■ **PROVIDED INFORMATION**
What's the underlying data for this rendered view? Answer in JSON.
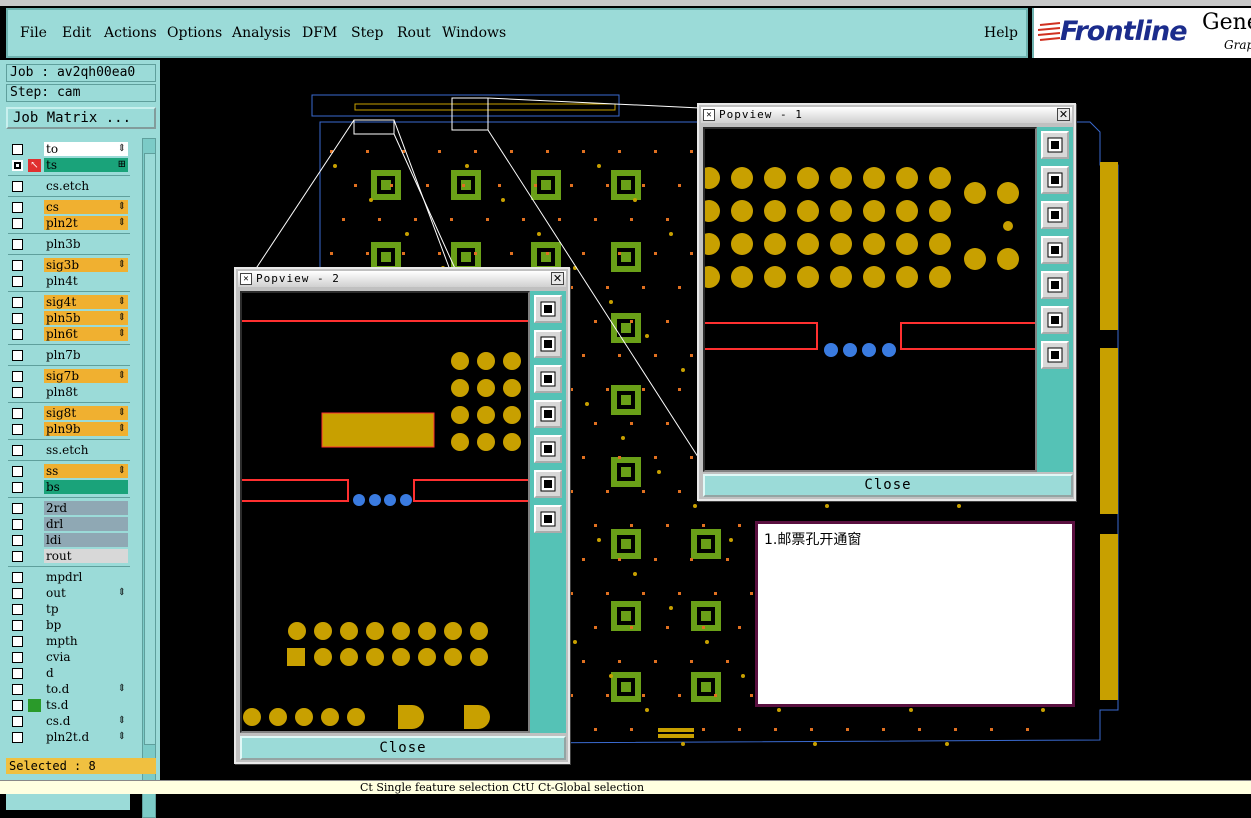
{
  "menu": {
    "items": [
      "File",
      "Edit",
      "Actions",
      "Options",
      "Analysis",
      "DFM",
      "Step",
      "Rout",
      "Windows"
    ],
    "help": "Help"
  },
  "brand": {
    "name": "Frontline",
    "sub1": "Gene",
    "sub2": "Grap"
  },
  "job": {
    "job_label": "Job : av2qh00ea0",
    "step_label": "Step: cam",
    "matrix_button": "Job Matrix ..."
  },
  "layers": [
    {
      "name": "to",
      "color": "#ffffff",
      "mark": "⇕"
    },
    {
      "name": "ts",
      "color": "#1aa37a",
      "mark": "⊞"
    },
    {
      "name": "cs.etch",
      "color": "#9bdbd8",
      "mark": ""
    },
    {
      "name": "cs",
      "color": "#f0b030",
      "mark": "⇕"
    },
    {
      "name": "pln2t",
      "color": "#f0b030",
      "mark": "⇕"
    },
    {
      "name": "pln3b",
      "color": "#9bdbd8",
      "mark": ""
    },
    {
      "name": "sig3b",
      "color": "#f0b030",
      "mark": "⇕"
    },
    {
      "name": "pln4t",
      "color": "#9bdbd8",
      "mark": ""
    },
    {
      "name": "sig4t",
      "color": "#f0b030",
      "mark": "⇕"
    },
    {
      "name": "pln5b",
      "color": "#f0b030",
      "mark": "⇕"
    },
    {
      "name": "pln6t",
      "color": "#f0b030",
      "mark": "⇕"
    },
    {
      "name": "pln7b",
      "color": "#9bdbd8",
      "mark": ""
    },
    {
      "name": "sig7b",
      "color": "#f0b030",
      "mark": "⇕"
    },
    {
      "name": "pln8t",
      "color": "#9bdbd8",
      "mark": ""
    },
    {
      "name": "sig8t",
      "color": "#f0b030",
      "mark": "⇕"
    },
    {
      "name": "pln9b",
      "color": "#f0b030",
      "mark": "⇕"
    },
    {
      "name": "ss.etch",
      "color": "#9bdbd8",
      "mark": ""
    },
    {
      "name": "ss",
      "color": "#f0b030",
      "mark": "⇕"
    },
    {
      "name": "bs",
      "color": "#1aa37a",
      "mark": ""
    },
    {
      "name": "2rd",
      "color": "#8fa8b4",
      "mark": ""
    },
    {
      "name": "drl",
      "color": "#8fa8b4",
      "mark": ""
    },
    {
      "name": "ldi",
      "color": "#8fa8b4",
      "mark": ""
    },
    {
      "name": "rout",
      "color": "#d8d8d8",
      "mark": ""
    },
    {
      "name": "mpdrl",
      "color": "#9bdbd8",
      "mark": ""
    },
    {
      "name": "out",
      "color": "#9bdbd8",
      "mark": "⇕"
    },
    {
      "name": "tp",
      "color": "#9bdbd8",
      "mark": ""
    },
    {
      "name": "bp",
      "color": "#9bdbd8",
      "mark": ""
    },
    {
      "name": "mpth",
      "color": "#9bdbd8",
      "mark": ""
    },
    {
      "name": "cvia",
      "color": "#9bdbd8",
      "mark": ""
    },
    {
      "name": "d",
      "color": "#9bdbd8",
      "mark": ""
    },
    {
      "name": "to.d",
      "color": "#9bdbd8",
      "mark": "⇕"
    },
    {
      "name": "ts.d",
      "color": "#9bdbd8",
      "mark": ""
    },
    {
      "name": "cs.d",
      "color": "#9bdbd8",
      "mark": "⇕"
    },
    {
      "name": "pln2t.d",
      "color": "#9bdbd8",
      "mark": "⇕"
    }
  ],
  "selected": "Selected : 8",
  "popview1": {
    "title": "Popview - 1",
    "close_label": "Close"
  },
  "popview2": {
    "title": "Popview - 2",
    "close_label": "Close"
  },
  "note": {
    "text": "1.邮票孔开通窗"
  },
  "status": {
    "text": "Ct  Single feature selection  CtU  Ct-Global selection"
  },
  "colors": {
    "panel": "#9bdbd8",
    "pad": "#c8a000",
    "via": "#3a7be0",
    "outline": "#ff3030"
  }
}
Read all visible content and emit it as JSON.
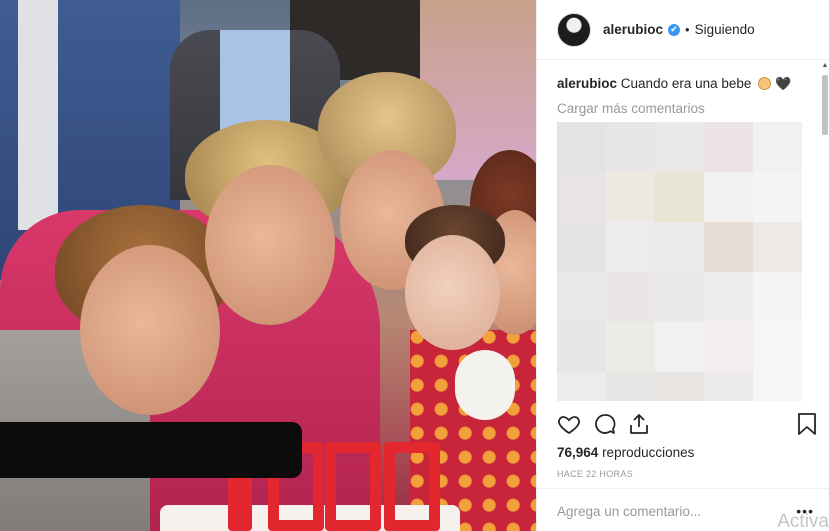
{
  "post": {
    "username": "alerubioc",
    "verified_mark": "✔",
    "separator": "•",
    "follow_status": "Siguiendo"
  },
  "caption": {
    "username": "alerubioc",
    "text": "Cuando era una bebe",
    "emoji_heart": "🖤"
  },
  "comments": {
    "load_more": "Cargar más comentarios",
    "blurred_colors": [
      "#e3e3e3",
      "#e6e6e6",
      "#e9e9e9",
      "#ebe3e6",
      "#f1f1f1",
      "#e8e3e5",
      "#ede9e0",
      "#e8e4d4",
      "#f1f1f1",
      "#f4f4f4",
      "#e4e4e4",
      "#ececec",
      "#eaeaea",
      "#e7dcd3",
      "#eee9e6",
      "#e8e8e8",
      "#ebe6e6",
      "#e9e9e9",
      "#eeeeee",
      "#f4f4f4",
      "#e6e6e6",
      "#ecebe6",
      "#f1f1f1",
      "#f3eded",
      "#f6f6f6",
      "#ececec",
      "#e6e6e6",
      "#e9e5e2",
      "#ebebeb",
      "#f6f6f6"
    ]
  },
  "actions": {
    "like_icon": "heart-outline",
    "comment_icon": "speech-bubble",
    "share_icon": "share-arrow",
    "save_icon": "bookmark"
  },
  "stats": {
    "views_count": "76,964",
    "views_label": "reproducciones",
    "timestamp": "HACE 22 HORAS"
  },
  "composer": {
    "placeholder": "Agrega un comentario...",
    "more_label": "•••"
  },
  "os": {
    "watermark": "Activa"
  },
  "colors": {
    "verified_blue": "#3897f0",
    "muted_text": "#999999",
    "border": "#efefef"
  }
}
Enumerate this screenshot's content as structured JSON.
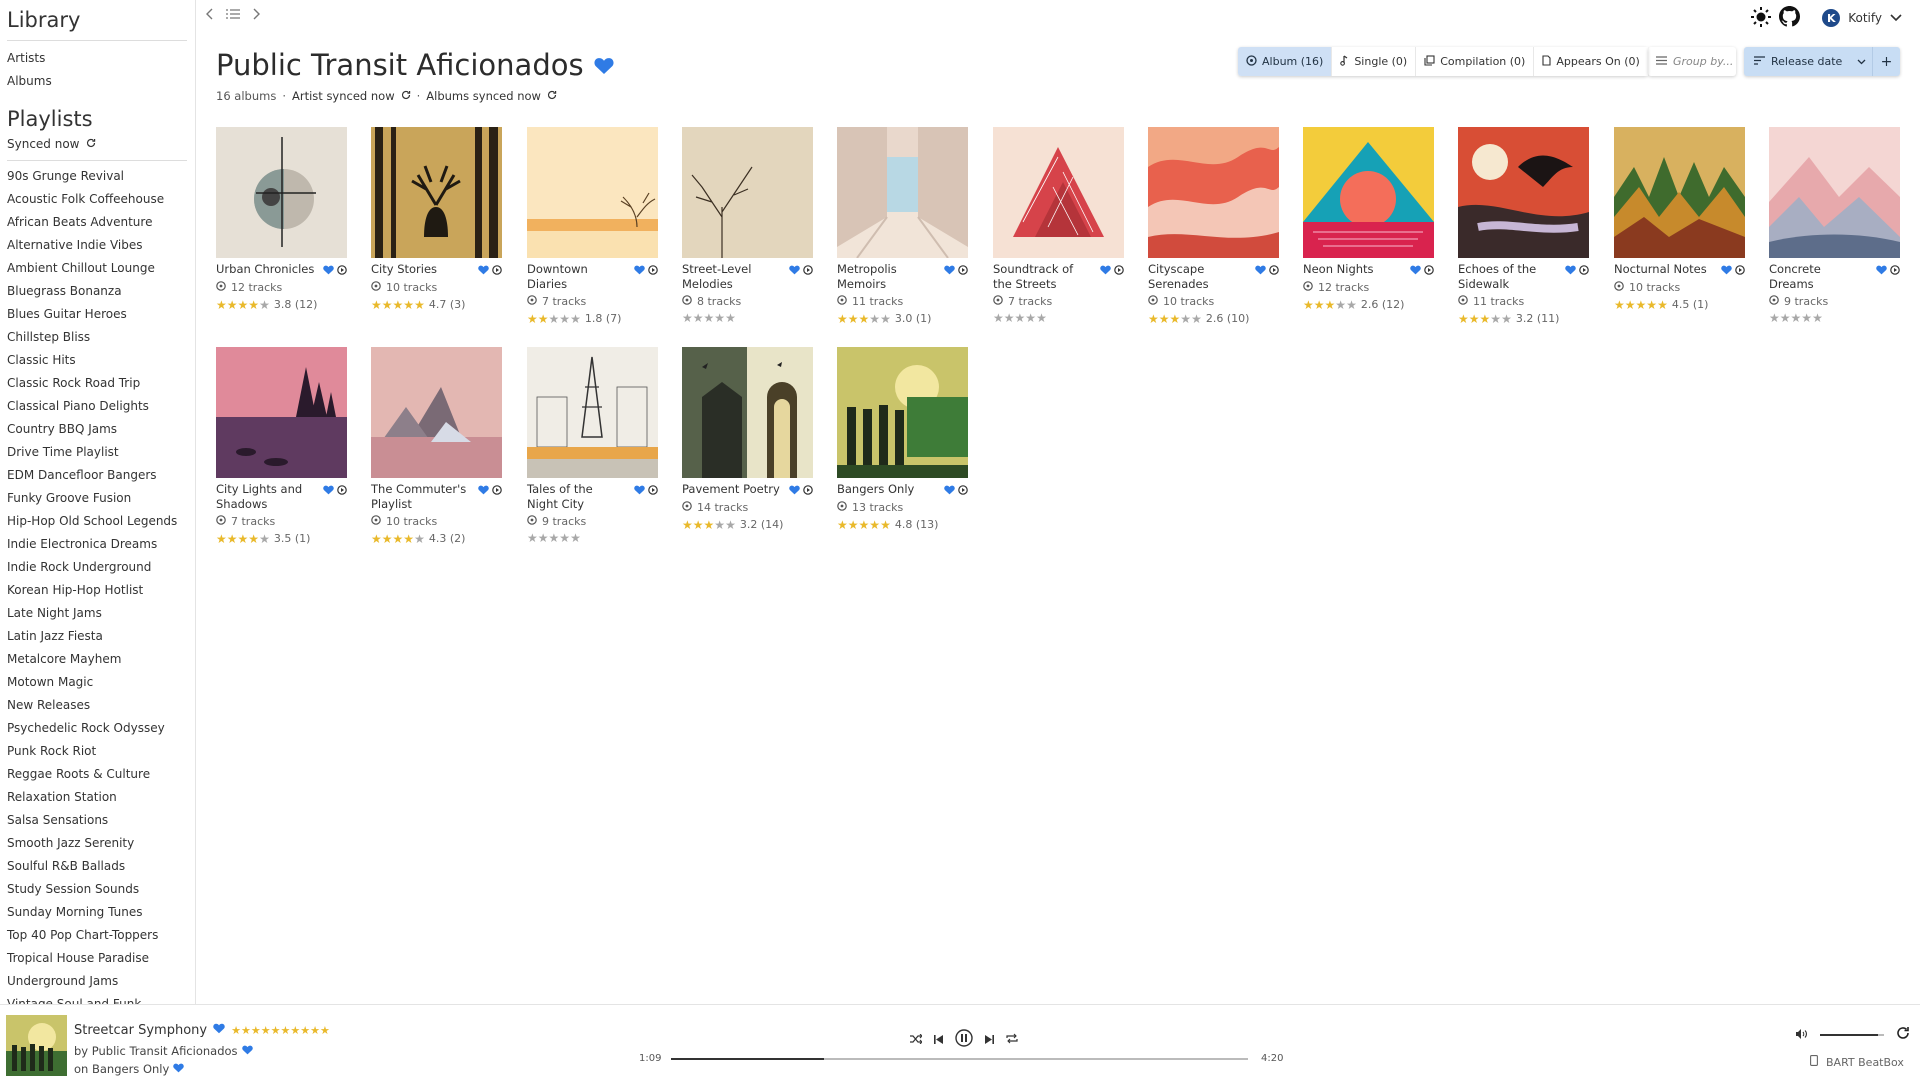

■ **WHAT IS REQUIRED**
Say how many lines of the data hold the string "content". Reply with the number alone.

■ **CORRECT OUTPUT**
2